- **WHAT IS BEING ASKED**
Reproduce the records below exactly as given.
________
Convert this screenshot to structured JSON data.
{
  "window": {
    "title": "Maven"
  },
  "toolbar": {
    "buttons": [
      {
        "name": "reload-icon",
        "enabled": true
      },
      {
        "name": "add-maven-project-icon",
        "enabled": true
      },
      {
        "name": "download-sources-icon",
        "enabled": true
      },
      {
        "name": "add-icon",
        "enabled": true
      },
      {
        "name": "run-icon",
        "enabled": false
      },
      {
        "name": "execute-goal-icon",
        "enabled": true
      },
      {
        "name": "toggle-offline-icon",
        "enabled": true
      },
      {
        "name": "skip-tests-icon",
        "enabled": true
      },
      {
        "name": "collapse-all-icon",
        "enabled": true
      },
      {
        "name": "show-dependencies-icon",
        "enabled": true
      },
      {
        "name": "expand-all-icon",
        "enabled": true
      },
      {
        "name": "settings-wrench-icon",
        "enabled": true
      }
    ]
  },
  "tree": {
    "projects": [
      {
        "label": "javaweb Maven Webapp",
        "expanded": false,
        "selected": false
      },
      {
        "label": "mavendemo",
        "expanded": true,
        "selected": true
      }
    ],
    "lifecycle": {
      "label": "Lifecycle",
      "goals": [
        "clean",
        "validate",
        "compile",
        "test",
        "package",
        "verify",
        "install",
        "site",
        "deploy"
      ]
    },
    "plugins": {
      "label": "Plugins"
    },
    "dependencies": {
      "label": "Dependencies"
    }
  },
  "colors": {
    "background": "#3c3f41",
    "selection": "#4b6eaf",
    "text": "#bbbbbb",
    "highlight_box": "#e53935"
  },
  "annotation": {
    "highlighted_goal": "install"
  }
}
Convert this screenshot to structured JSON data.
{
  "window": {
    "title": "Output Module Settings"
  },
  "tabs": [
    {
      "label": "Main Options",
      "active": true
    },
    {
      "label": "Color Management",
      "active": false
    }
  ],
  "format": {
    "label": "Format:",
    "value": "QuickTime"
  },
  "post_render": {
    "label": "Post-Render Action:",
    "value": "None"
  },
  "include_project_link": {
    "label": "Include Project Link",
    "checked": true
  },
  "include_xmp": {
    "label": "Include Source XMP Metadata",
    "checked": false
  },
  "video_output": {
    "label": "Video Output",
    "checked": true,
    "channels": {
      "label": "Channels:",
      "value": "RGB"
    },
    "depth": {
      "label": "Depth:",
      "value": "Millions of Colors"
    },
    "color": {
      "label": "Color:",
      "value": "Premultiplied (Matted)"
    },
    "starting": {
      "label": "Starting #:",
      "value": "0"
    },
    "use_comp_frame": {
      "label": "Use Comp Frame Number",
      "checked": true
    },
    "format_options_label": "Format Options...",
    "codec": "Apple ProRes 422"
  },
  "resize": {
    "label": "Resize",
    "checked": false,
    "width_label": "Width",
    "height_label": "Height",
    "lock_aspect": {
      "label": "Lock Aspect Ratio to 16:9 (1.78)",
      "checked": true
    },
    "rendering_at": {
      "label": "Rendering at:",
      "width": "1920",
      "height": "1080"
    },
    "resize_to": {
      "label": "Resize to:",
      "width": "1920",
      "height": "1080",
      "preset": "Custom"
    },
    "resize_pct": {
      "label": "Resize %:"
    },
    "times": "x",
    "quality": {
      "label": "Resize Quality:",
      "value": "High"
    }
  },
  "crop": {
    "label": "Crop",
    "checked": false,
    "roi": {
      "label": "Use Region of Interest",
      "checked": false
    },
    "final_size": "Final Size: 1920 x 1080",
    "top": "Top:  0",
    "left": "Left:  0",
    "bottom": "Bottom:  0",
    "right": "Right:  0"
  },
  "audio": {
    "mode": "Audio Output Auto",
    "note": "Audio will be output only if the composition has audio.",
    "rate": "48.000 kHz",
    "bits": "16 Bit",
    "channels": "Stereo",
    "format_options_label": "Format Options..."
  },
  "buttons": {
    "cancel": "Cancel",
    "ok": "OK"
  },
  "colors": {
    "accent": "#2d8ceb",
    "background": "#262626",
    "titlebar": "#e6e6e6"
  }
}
________
- **ANSWER TO THE PROBLEM**
Convert this screenshot to structured JSON data.
{
  "window": {
    "title": "Maven"
  },
  "toolbar": {
    "buttons": [
      {
        "name": "reload-icon",
        "enabled": true
      },
      {
        "name": "add-maven-project-icon",
        "enabled": true
      },
      {
        "name": "download-sources-icon",
        "enabled": true
      },
      {
        "name": "add-icon",
        "enabled": true
      },
      {
        "name": "run-icon",
        "enabled": false
      },
      {
        "name": "execute-goal-icon",
        "enabled": true
      },
      {
        "name": "toggle-offline-icon",
        "enabled": true
      },
      {
        "name": "skip-tests-icon",
        "enabled": true
      },
      {
        "name": "collapse-all-icon",
        "enabled": true
      },
      {
        "name": "show-dependencies-icon",
        "enabled": true
      },
      {
        "name": "expand-all-icon",
        "enabled": true
      },
      {
        "name": "settings-wrench-icon",
        "enabled": true
      }
    ]
  },
  "tree": {
    "projects": [
      {
        "label": "javaweb Maven Webapp",
        "expanded": false,
        "selected": false
      },
      {
        "label": "mavendemo",
        "expanded": true,
        "selected": true
      }
    ],
    "lifecycle": {
      "label": "Lifecycle",
      "goals": [
        "clean",
        "validate",
        "compile",
        "test",
        "package",
        "verify",
        "install",
        "site",
        "deploy"
      ]
    },
    "plugins": {
      "label": "Plugins"
    },
    "dependencies": {
      "label": "Dependencies"
    }
  },
  "colors": {
    "background": "#3c3f41",
    "selection": "#4b6eaf",
    "text": "#bbbbbb",
    "highlight_box": "#e53935"
  },
  "annotation": {
    "highlighted_goal": "install"
  }
}
Convert this screenshot to structured JSON data.
{
  "window": {
    "title": "Output Module Settings"
  },
  "tabs": [
    {
      "label": "Main Options",
      "active": true
    },
    {
      "label": "Color Management",
      "active": false
    }
  ],
  "format": {
    "label": "Format:",
    "value": "QuickTime"
  },
  "post_render": {
    "label": "Post-Render Action:",
    "value": "None"
  },
  "include_project_link": {
    "label": "Include Project Link",
    "checked": true
  },
  "include_xmp": {
    "label": "Include Source XMP Metadata",
    "checked": false
  },
  "video_output": {
    "label": "Video Output",
    "checked": true,
    "channels": {
      "label": "Channels:",
      "value": "RGB"
    },
    "depth": {
      "label": "Depth:",
      "value": "Millions of Colors"
    },
    "color": {
      "label": "Color:",
      "value": "Premultiplied (Matted)"
    },
    "starting": {
      "label": "Starting #:",
      "value": "0"
    },
    "use_comp_frame": {
      "label": "Use Comp Frame Number",
      "checked": true
    },
    "format_options_label": "Format Options...",
    "codec": "Apple ProRes 422"
  },
  "resize": {
    "label": "Resize",
    "checked": false,
    "width_label": "Width",
    "height_label": "Height",
    "lock_aspect": {
      "label": "Lock Aspect Ratio to 16:9 (1.78)",
      "checked": true
    },
    "rendering_at": {
      "label": "Rendering at:",
      "width": "1920",
      "height": "1080"
    },
    "resize_to": {
      "label": "Resize to:",
      "width": "1920",
      "height": "1080",
      "preset": "Custom"
    },
    "resize_pct": {
      "label": "Resize %:"
    },
    "times": "x",
    "quality": {
      "label": "Resize Quality:",
      "value": "High"
    }
  },
  "crop": {
    "label": "Crop",
    "checked": false,
    "roi": {
      "label": "Use Region of Interest",
      "checked": false
    },
    "final_size": "Final Size: 1920 x 1080",
    "top": "Top:  0",
    "left": "Left:  0",
    "bottom": "Bottom:  0",
    "right": "Right:  0"
  },
  "audio": {
    "mode": "Audio Output Auto",
    "note": "Audio will be output only if the composition has audio.",
    "rate": "48.000 kHz",
    "bits": "16 Bit",
    "channels": "Stereo",
    "format_options_label": "Format Options..."
  },
  "buttons": {
    "cancel": "Cancel",
    "ok": "OK"
  },
  "colors": {
    "accent": "#2d8ceb",
    "background": "#262626",
    "titlebar": "#e6e6e6"
  }
}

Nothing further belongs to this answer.